■ EXERCISE DESCRIPTION ■
Each entry that follows is to be retyped exactly. Pictures do not belong in the copy.

■ RECORDS PROVIDED ■
-.-.-

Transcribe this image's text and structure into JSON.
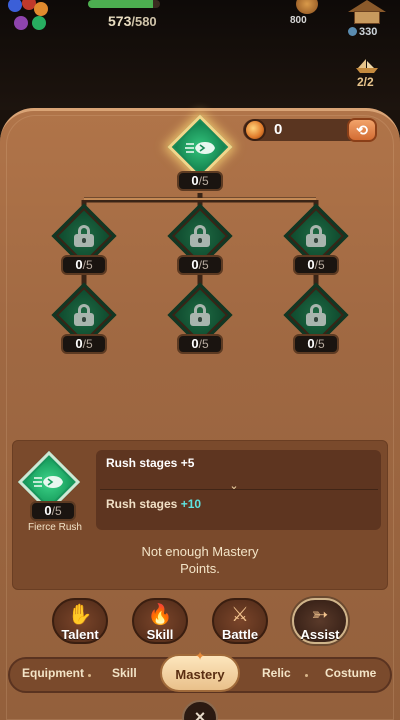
{
  "header": {
    "hp_current": "573",
    "hp_max": "/580",
    "hp_fill_fraction": 0.9,
    "gold": "800",
    "coins": "330",
    "ship_count": "2/2"
  },
  "points": {
    "value": "0"
  },
  "main_node": {
    "level": "0",
    "max": "/5"
  },
  "nodes": [
    {
      "level": "0",
      "max": "/5"
    },
    {
      "level": "0",
      "max": "/5"
    },
    {
      "level": "0",
      "max": "/5"
    },
    {
      "level": "0",
      "max": "/5"
    },
    {
      "level": "0",
      "max": "/5"
    },
    {
      "level": "0",
      "max": "/5"
    }
  ],
  "detail": {
    "level": "0",
    "max": "/5",
    "name": "Fierce Rush",
    "stat1_label": "Rush stages ",
    "stat1_value": "+5",
    "stat2_label": "Rush stages ",
    "stat2_value": "+10",
    "notice": "Not enough Mastery Points."
  },
  "categories": {
    "talent": "Talent",
    "skill": "Skill",
    "battle": "Battle",
    "assist": "Assist"
  },
  "tabs": {
    "equipment": "Equipment",
    "skill": "Skill",
    "mastery": "Mastery",
    "relic": "Relic",
    "costume": "Costume"
  },
  "icons": {
    "close": "×",
    "reset": "⟲",
    "chevron": "⌄"
  }
}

-.-.-

■ SOLUTION BELOW ■
Transcribe this image's text and structure into JSON.
{
  "header": {
    "hp_current": "573",
    "hp_max": "/580",
    "hp_fill_fraction": 0.9,
    "gold": "800",
    "coins": "330",
    "ship_count": "2/2"
  },
  "points": {
    "value": "0"
  },
  "main_node": {
    "level": "0",
    "max": "/5"
  },
  "nodes": [
    {
      "level": "0",
      "max": "/5"
    },
    {
      "level": "0",
      "max": "/5"
    },
    {
      "level": "0",
      "max": "/5"
    },
    {
      "level": "0",
      "max": "/5"
    },
    {
      "level": "0",
      "max": "/5"
    },
    {
      "level": "0",
      "max": "/5"
    }
  ],
  "detail": {
    "level": "0",
    "max": "/5",
    "name": "Fierce Rush",
    "stat1_label": "Rush stages ",
    "stat1_value": "+5",
    "stat2_label": "Rush stages ",
    "stat2_value": "+10",
    "notice": "Not enough Mastery Points."
  },
  "categories": {
    "talent": "Talent",
    "skill": "Skill",
    "battle": "Battle",
    "assist": "Assist"
  },
  "tabs": {
    "equipment": "Equipment",
    "skill": "Skill",
    "mastery": "Mastery",
    "relic": "Relic",
    "costume": "Costume"
  },
  "icons": {
    "close": "×",
    "reset": "⟲",
    "chevron": "⌄"
  }
}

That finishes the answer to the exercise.